======== Supplied passage ========

And while public approval of the bureau had long been bipartisan, views have now diverged along party lines. In Mr. Trump’s first year in office, as he attacked the F.B.I. over the Russia investigation, the share of Republicans who had a favorable view of the bureau fell to 49 percent from 65 percent in surveys by the Pew Research Center while remaining steady among Democrats at 77 percent.
“Trump upset the post-1970s status quo when he became president, tipping off-balance over 40 years of an imperfect-though-laudable D.O.J.- and F.B.I.-constructed culture of apolitical independence,” said Douglas M. Charles, a historian of the F.B.I. at Penn State and the author or editor of several books on the bureau. “It seems to me Trump has really put that culture and the F.B.I. itself to the test to expose the weaknesses and limitations of the post-1970s system.”
Mr. Trump’s view of the law enforcement system has been shaped by his own encounters with it, starting as a young developer in New York when the Justice Department sued his family company in 1973, accusing it of racial discrimination. Eventually, the Trump firm settled and agreed to change its policies, leaving a bitter taste in Mr. Trump’s mouth.
By the time he ran for office, Mr. Trump viewed the justice system through a political lens. He led rally crowds in “lock her up” chants as he suggested he would imprison his opponent, former Secretary of State Hillary Clinton, who was investigated but not prosecuted for improper handling of classified information — much as he is now suspected of doing.
After winning, Mr. Trump saw law enforcement agencies as another institution to bend to his will, firing the F.B.I. director James B. Comey when he declined to pledge personal loyalty to the president or publicly declare that Mr. Trump was not a target of the Russia inquiry. The president later fired Attorney General Jeff Sessions for recusing himself from that investigation and therefore not protecting Mr. Trump from it.
During his time in office, Mr. Trump repeatedly called on the Justice Department and the F.B.I. to investigate his foes and let off his friends. He publicly criticized the prosecutions of campaign advisers like Paul J. Manafort and Roger J. Stone Jr. and his former national security adviser Michael T. Flynn, eventually pardoning them. He complained when two Republican congressmen were charged shortly before the 2018 midterm elections because it could cost the party seats.

======== Supplied records ========

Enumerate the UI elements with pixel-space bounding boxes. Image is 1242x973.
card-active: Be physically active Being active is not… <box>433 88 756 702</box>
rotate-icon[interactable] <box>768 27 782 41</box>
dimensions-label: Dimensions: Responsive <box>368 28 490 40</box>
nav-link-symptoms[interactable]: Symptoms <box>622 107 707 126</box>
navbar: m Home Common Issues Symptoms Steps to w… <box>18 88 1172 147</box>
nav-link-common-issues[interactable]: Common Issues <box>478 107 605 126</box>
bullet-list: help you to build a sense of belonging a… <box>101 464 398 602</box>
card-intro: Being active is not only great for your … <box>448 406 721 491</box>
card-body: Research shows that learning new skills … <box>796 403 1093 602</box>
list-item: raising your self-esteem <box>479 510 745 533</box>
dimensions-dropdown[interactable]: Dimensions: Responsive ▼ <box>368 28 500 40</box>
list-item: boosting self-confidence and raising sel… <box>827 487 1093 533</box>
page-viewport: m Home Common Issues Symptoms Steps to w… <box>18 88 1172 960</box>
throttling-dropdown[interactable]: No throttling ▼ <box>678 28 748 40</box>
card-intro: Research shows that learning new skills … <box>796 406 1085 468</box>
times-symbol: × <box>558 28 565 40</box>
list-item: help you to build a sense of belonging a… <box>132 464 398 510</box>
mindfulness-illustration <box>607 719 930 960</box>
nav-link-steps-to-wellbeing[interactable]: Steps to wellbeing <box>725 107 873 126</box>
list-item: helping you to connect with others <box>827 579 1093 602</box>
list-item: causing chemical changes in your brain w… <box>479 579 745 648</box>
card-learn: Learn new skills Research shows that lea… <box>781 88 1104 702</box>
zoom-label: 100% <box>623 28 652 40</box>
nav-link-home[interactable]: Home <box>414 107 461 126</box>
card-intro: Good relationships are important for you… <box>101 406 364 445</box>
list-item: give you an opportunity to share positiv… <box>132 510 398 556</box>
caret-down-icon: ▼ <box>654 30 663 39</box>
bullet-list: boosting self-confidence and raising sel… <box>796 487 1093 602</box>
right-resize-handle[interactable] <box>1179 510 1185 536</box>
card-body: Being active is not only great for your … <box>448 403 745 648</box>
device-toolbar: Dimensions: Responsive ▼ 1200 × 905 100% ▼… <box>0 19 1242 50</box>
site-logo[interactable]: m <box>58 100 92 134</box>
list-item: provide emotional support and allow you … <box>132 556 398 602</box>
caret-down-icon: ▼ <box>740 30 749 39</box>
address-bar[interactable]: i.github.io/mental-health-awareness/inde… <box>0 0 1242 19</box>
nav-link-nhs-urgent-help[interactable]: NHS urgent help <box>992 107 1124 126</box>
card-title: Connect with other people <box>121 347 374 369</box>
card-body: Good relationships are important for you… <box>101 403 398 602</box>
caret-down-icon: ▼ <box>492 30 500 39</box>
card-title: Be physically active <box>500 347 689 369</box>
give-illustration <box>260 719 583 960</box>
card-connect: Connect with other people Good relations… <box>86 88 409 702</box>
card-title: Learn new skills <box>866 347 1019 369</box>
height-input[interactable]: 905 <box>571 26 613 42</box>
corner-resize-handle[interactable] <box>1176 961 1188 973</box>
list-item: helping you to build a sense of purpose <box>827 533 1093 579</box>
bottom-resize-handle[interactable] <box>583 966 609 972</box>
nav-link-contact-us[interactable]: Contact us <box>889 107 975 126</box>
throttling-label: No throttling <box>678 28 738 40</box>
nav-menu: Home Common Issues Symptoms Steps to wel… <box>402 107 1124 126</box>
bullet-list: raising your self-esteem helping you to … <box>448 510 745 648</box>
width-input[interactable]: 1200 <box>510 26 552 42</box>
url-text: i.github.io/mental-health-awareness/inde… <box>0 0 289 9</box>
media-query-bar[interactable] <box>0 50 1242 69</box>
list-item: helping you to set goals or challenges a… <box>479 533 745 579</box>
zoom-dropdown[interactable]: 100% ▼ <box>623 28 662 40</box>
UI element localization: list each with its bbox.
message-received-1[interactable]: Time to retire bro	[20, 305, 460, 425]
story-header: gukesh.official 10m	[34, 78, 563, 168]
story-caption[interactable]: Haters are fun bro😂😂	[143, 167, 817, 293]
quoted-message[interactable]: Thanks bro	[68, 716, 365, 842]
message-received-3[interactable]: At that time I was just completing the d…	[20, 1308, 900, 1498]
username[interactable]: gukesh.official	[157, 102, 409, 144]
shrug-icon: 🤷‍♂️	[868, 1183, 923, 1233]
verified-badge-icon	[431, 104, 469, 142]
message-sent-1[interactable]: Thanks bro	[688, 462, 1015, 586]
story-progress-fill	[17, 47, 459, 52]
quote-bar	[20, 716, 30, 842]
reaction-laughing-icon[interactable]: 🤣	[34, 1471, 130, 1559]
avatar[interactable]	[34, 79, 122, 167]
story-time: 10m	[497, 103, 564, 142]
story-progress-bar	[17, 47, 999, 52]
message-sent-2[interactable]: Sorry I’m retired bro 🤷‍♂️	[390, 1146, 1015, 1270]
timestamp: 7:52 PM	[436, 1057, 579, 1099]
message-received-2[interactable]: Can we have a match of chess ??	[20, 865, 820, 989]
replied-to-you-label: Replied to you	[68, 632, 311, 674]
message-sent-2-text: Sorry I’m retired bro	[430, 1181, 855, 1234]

========

Complete the following ▸
1) From the passage on Trump and the F.B.I., list every person mentioned by name.
2) Extend the passage on Trump and the F.B.I. with the next paragraph, picking up after its final sentence.

Expected responses ▸
1)
Donald Trump (Mr. Trump)
Douglas M. Charles
Hillary Clinton
James B. Comey
Jeff Sessions
Paul J. Manafort
Roger J. Stone Jr.
Michael T. Flynn

2)
Frustrated with Mr. Wray, Mr. Trump sought to install a more supportive director at the F.B.I. in 2020, backing down after protests by Attorney General William P. Barr. By that fall, as the president trailed in the polls for re-election, he pushed for the prosecution of Mr. Biden’s son Hunter and lashed out at Mr. Barr and Mr. Wray for not prosecuting Democrats like the elder Mr. Biden and Barack Obama because of the Russia inquiry.
“These people should be indicted,” Mr. Trump said. “This was the greatest political crime in the history of our country, and that includes Obama and it includes Biden.”
After losing his bid for a second term, Mr. Trump ultimately disregarded his son’s advice and did not fire Mr. Wray, but in his final weeks in office pushed the Justice Department to help him overturn the election. Mr. Barr rebuffed Mr. Trump and publicly rejected the false election claims before resigning.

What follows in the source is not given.